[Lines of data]
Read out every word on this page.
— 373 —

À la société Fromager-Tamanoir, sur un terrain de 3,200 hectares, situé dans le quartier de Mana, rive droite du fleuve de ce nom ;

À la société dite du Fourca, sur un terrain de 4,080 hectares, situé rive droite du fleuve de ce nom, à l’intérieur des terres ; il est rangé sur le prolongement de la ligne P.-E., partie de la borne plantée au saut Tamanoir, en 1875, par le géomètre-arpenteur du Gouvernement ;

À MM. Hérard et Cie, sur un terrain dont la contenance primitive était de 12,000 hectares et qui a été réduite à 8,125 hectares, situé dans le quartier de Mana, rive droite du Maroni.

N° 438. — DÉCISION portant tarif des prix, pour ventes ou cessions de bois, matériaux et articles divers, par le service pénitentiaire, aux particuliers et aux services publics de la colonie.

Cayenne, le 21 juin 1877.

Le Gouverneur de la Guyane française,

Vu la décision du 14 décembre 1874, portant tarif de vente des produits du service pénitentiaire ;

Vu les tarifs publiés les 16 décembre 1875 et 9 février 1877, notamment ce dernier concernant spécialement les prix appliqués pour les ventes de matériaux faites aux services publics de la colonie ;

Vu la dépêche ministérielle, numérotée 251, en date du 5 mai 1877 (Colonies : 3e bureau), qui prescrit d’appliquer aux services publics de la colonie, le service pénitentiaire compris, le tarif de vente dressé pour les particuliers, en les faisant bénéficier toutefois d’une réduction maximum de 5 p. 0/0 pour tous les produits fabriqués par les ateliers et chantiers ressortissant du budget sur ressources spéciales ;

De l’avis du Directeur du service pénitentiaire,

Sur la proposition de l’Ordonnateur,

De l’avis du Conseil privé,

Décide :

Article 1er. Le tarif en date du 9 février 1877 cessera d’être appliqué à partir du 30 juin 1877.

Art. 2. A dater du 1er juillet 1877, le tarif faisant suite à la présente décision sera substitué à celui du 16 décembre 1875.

Requirements - Every line above should be written out again exactly as it stands.

The solution -
Read out every word on this page.
— 373 —

À la société Fromager-Tamanoir, sur un terrain de 3,200 hectares, situé dans le quartier de Mana, rive droite du fleuve de ce nom ;

À la société dite du Fourca, sur un terrain de 4,080 hectares, situé rive droite du fleuve de ce nom, à l’intérieur des terres ; il est rangé sur le prolongement de la ligne P.-E., partie de la borne plantée au saut Tamanoir, en 1875, par le géomètre-arpenteur du Gouvernement ;

À MM. Hérard et Cie, sur un terrain dont la contenance primitive était de 12,000 hectares et qui a été réduite à 8,125 hectares, situé dans le quartier de Mana, rive droite du Maroni.

N° 438. — DÉCISION portant tarif des prix, pour ventes ou cessions de bois, matériaux et articles divers, par le service pénitentiaire, aux particuliers et aux services publics de la colonie.

Cayenne, le 21 juin 1877.

Le Gouverneur de la Guyane française,

Vu la décision du 14 décembre 1874, portant tarif de vente des produits du service pénitentiaire ;

Vu les tarifs publiés les 16 décembre 1875 et 9 février 1877, notamment ce dernier concernant spécialement les prix appliqués pour les ventes de matériaux faites aux services publics de la colonie ;

Vu la dépêche ministérielle, numérotée 251, en date du 5 mai 1877 (Colonies : 3e bureau), qui prescrit d’appliquer aux services publics de la colonie, le service pénitentiaire compris, le tarif de vente dressé pour les particuliers, en les faisant bénéficier toutefois d’une réduction maximum de 5 p. 0/0 pour tous les produits fabriqués par les ateliers et chantiers ressortissant du budget sur ressources spéciales ;

De l’avis du Directeur du service pénitentiaire,

Sur la proposition de l’Ordonnateur,

De l’avis du Conseil privé,

Décide :

Article 1er. Le tarif en date du 9 février 1877 cessera d’être appliqué à partir du 30 juin 1877.

Art. 2. A dater du 1er juillet 1877, le tarif faisant suite à la présente décision sera substitué à celui du 16 décembre 1875.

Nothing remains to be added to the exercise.